- **PASSAGE FOR REVIEW**:

After leaving the encirclement, from September Terentev was at the disposal of the Military Council of the Bryansk Front, and from November – at the disposal of the Main Personnel Directorate of the People's Commissariat of Defense of the Union of Soviet Socialist Republics.

In December 1941, he was appointed head of the Combat Training Department of the Headquarters of the 20th Army, newly formed by order of Iosif Stalin on November 30, 1941, the command of which was taken by Major General Andrey Vlasov.

In March 1942, he was appointed commander of the 108th Infantry Division of the 5th Army, which took part in hostilities in the Gzhatsk Region during the Rzhev–Vyazma Offensive Operation.

From July 1942, he served as chief of staff of the 16th Army.

Before joining the 16th, Vasily Grigorevich Terentev commanded successively several rifle divisions on the Western and Bryansk Fronts, at the very beginning of the forty–third he left us for the same position in the 326th Division, and at the end of the war he became the commander of the 70th Rifle Corps. General Terentev, due to his character and work experience, was not a staff employee. He was, rather, a very good deputy in command, and willingly and often went to the troops.
— Ivan Bagramyan, «This is How We Went to Victory» – Moscow: Military Publishing House of the Ministry of Defense of the Union of Soviet Socialist Republics, 1977 – Pages 146–147

In February 1943, he was appointed commander of the 326th Infantry Division, which fought in the Zhizdra Direction, and then during the Battle of Kursk northeast of the city of Lyudinovo.

In August 1943, he was appointed commander of the 70th Rifle Corps, which soon took part in the Smolensk Offensive Operation, and from January to April 1944 – in defensive operations on the Pronya River. Since May 1944, the corps participated in the Belorussian, East Prussian, East Pomeranian and Berlin Offensive Operations, as well as in the liberation of the cities of Mogilyov, Theerwisch, Czersk, Berent, Karthaus, Danzig, Schwedt, Angermünde, Templin, Fürstenberg and Gransee.

- **ASSIGNMENT 1**:
Using the passage on Terentev's wartime service, answer these:
(a) Who took command of the 20th Army?
(b) What post did Terentev hold from July 1942?
(c) On which river did the 70th Rifle Corps fight defensive operations from January to April 1944?
- **ASSIGNMENT 2**: Please go on with the passage on Terentev's wartime service, starting right after its last sentence.
You will not need the records that come next to do this work.

- **Source records**:

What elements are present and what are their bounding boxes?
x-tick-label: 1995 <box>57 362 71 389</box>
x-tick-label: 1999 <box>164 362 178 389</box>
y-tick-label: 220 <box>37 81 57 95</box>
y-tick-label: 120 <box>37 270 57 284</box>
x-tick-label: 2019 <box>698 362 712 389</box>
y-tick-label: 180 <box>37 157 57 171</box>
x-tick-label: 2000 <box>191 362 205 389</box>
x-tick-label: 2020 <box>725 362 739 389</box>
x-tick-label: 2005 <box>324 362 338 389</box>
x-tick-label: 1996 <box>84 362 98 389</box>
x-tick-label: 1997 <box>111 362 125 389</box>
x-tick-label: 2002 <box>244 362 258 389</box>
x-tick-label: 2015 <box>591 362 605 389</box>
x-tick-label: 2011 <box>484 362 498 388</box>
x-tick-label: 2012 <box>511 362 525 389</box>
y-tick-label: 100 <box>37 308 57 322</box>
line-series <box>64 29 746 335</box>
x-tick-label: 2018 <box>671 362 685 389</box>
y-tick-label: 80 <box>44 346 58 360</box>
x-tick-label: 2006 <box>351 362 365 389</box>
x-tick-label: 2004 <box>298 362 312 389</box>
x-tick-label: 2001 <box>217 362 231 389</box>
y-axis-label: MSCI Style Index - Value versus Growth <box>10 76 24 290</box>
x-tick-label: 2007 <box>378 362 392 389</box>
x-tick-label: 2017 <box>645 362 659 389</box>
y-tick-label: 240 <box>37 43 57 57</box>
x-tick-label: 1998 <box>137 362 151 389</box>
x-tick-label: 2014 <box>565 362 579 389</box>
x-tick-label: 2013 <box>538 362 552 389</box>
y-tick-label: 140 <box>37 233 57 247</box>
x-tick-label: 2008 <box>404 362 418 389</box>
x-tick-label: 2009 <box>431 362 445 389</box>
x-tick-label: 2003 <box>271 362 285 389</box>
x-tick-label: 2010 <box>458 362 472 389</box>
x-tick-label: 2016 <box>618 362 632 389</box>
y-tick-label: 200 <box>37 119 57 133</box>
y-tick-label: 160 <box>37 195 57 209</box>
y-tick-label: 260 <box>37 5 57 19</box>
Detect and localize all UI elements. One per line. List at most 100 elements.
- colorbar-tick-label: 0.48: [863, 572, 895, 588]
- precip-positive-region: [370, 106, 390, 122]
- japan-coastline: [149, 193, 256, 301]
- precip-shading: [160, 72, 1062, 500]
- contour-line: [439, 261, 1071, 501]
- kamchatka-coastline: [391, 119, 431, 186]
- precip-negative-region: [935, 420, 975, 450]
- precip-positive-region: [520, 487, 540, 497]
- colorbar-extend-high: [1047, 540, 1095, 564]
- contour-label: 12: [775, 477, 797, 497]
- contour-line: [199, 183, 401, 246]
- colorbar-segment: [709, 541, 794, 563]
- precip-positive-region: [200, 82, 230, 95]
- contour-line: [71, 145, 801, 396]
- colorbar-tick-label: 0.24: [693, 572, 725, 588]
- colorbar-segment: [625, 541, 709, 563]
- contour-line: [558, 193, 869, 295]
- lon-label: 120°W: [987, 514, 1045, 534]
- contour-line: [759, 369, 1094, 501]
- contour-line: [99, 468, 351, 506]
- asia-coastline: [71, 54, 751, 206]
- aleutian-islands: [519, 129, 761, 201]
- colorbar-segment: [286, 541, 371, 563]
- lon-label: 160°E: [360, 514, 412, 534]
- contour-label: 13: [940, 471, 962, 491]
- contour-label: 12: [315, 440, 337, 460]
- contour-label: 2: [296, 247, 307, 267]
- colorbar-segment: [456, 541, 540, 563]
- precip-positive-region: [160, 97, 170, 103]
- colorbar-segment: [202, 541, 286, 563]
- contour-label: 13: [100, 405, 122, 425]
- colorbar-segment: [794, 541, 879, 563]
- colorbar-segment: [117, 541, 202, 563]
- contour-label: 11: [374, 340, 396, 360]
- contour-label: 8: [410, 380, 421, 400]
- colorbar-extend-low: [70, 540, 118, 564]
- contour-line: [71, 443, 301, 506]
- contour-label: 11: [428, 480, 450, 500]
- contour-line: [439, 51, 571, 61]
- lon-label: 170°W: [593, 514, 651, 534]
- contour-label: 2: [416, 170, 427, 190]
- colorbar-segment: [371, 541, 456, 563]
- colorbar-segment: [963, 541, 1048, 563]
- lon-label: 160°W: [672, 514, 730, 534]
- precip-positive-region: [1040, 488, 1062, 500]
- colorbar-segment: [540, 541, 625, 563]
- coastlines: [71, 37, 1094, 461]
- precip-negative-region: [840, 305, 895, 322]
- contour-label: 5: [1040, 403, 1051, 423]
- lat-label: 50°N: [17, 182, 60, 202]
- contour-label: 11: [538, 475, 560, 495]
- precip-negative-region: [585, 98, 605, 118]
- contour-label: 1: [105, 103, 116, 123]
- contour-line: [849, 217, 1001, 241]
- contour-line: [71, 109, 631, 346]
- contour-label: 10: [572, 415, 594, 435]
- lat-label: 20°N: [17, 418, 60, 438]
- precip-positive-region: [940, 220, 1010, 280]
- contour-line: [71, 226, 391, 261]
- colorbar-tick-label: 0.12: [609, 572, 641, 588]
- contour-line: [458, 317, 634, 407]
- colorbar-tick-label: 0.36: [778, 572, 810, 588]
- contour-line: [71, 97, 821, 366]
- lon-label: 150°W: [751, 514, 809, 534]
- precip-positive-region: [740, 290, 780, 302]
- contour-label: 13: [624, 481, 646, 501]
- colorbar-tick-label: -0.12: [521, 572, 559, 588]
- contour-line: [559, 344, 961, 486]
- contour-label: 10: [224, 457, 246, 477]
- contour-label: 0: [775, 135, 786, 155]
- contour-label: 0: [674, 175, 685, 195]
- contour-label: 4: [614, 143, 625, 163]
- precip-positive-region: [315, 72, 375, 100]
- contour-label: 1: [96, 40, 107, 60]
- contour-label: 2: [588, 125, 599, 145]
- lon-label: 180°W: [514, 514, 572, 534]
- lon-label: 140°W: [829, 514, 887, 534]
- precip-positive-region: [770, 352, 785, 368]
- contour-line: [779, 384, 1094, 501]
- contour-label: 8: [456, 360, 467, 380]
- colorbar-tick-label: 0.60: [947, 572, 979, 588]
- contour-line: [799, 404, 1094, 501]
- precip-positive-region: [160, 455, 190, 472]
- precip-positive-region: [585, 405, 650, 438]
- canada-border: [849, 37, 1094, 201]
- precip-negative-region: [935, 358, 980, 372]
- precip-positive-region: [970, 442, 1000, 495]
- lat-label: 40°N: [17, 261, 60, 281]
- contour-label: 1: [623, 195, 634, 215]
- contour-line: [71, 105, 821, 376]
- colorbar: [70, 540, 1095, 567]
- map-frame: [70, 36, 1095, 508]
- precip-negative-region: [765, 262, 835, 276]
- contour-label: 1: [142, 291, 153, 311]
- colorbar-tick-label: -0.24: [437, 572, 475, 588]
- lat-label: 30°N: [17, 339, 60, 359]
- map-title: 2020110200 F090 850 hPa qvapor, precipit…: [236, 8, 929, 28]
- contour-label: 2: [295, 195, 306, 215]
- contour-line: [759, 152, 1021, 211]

- **ANSWER BOX 1**:
(a) Major General Andrey Vlasov
(b) Chief of staff of the 16th Army
(c) The Pronya River

- **ANSWER BOX 2**:
The Commander of the 49th Army, Lieutenant General Ivan Grishin, certifying Vasily Terentev at the end of the war, wrote:

The corps under the command of Comrade Terentev successfully completed the tasks assigned to it to break through the strong fortified German defense line on the Pronya River. With a rapid offensive, the corps successfully crossed the Dnepr River and captured the city of Mogilyov. The 70th Rifle Corps successfully broke through the German defenses on the Svisloch River, captured an important center of German defense, the town of Kuznitsa, and in subsequent operations the corps occupied a leading role in the army. In operational–tactical terms, Comrade Terentev is sufficiently prepared. He has sufficient experience both in training troops and in the operation itself. A cultured, seasoned general.

Lieutenant General Vasily Terentev was mentioned 15 times in the gratitude orders of the Supreme Commander–in–Chief.

===Post–War Career===
In June 1945, Terentev was appointed to a position for special assignments under the Commander–in–Chief of the Group of Soviet Occupation Forces in Germany, in May 1946 – for special assignments under the Commander–in–Chief of the Ground Forces, Marshal of the Soviet Union Georgy Zhukov, and in September of the same year – to the position of Head of the Course of the Main Faculty of the Mikhail Frunze Military Academy.

On November 1, 1947, Lieutenant General Vasily Terentev was arrested in the "Trophy Case", after which he was sent to Lefortovo Prison, where he shared a cell with David Gofshteyn.

On November 1, 1951, he was sentenced to 25 years by the Military Collegium of the Supreme Court of the Union of Soviet Socialist Republics. Was in Kengir (3rd Camp Department of the Steppe Camp). In 1953, after the death of Iosif Stalin and the arrest of Lavrenty Beriya, he was released from prison and rehabilitated. In August of the same year, he was again assigned to the cadres of the Soviet Army and placed at the disposal of the Main Personnel Directorate.

In February 1954, he was appointed Head of the Military Department of the Moscow Law Institute. In May of the same year, by order of the Minister of Defense, Vasily Terentev's length of service in the Soviet Army for the period from March 1947 to August 1953 was preserved.

Lieutenant General Vasily Terentev retired in January 1956. Died on January 26, 1957, in Moscow. He was buried at the Novodeviche Cemetery (5th Section, 1st Row, 2nd place).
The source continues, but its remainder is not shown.